### MATERIAL
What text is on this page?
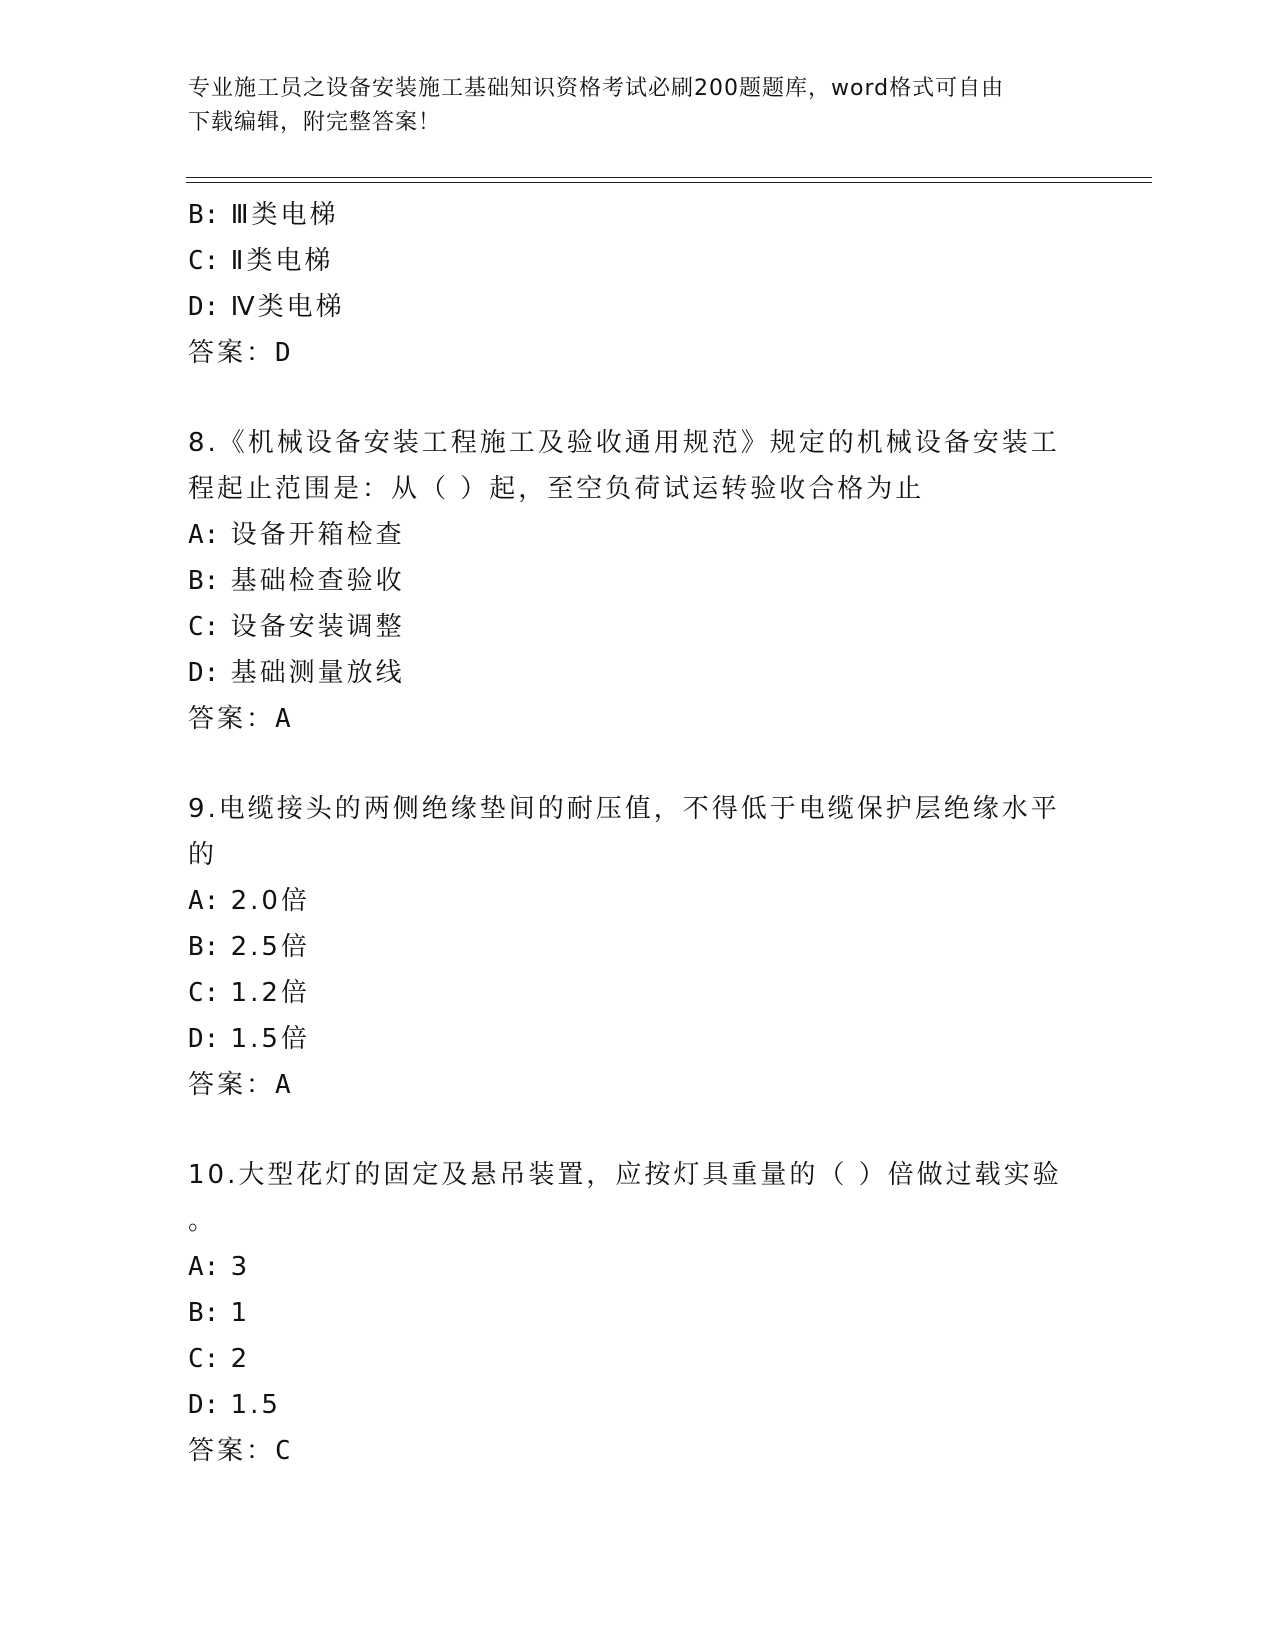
专业施工员之设备安装施工基础知识资格考试必刷200题题库，word格式可自由
下载编辑，附完整答案！
B: Ⅲ类电梯
C: Ⅱ类电梯
D: Ⅳ类电梯
答案：D
8.《机械设备安装工程施工及验收通用规范》规定的机械设备安装工
程起止范围是：从（ ）起，至空负荷试运转验收合格为止
A: 设备开箱检查
B: 基础检查验收
C: 设备安装调整
D: 基础测量放线
答案：A
9.电缆接头的两侧绝缘垫间的耐压值，不得低于电缆保护层绝缘水平
的
A: 2.0倍
B: 2.5倍
C: 1.2倍
D: 1.5倍
答案：A
10.大型花灯的固定及悬吊装置，应按灯具重量的（ ）倍做过载实验
。
A: 3
B: 1
C: 2
D: 1.5
答案：C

### THE PROBLEM
Make an exact copy of every record, pictures excluded.

### WRITTEN SOLUTION
What text is on this page?
专业施工员之设备安装施工基础知识资格考试必刷200题题库，word格式可自由
下载编辑，附完整答案！
B: Ⅲ类电梯
C: Ⅱ类电梯
D: Ⅳ类电梯
答案：D
8.《机械设备安装工程施工及验收通用规范》规定的机械设备安装工
程起止范围是：从（ ）起，至空负荷试运转验收合格为止
A: 设备开箱检查
B: 基础检查验收
C: 设备安装调整
D: 基础测量放线
答案：A
9.电缆接头的两侧绝缘垫间的耐压值，不得低于电缆保护层绝缘水平
的
A: 2.0倍
B: 2.5倍
C: 1.2倍
D: 1.5倍
答案：A
10.大型花灯的固定及悬吊装置，应按灯具重量的（ ）倍做过载实验
。
A: 3
B: 1
C: 2
D: 1.5
答案：C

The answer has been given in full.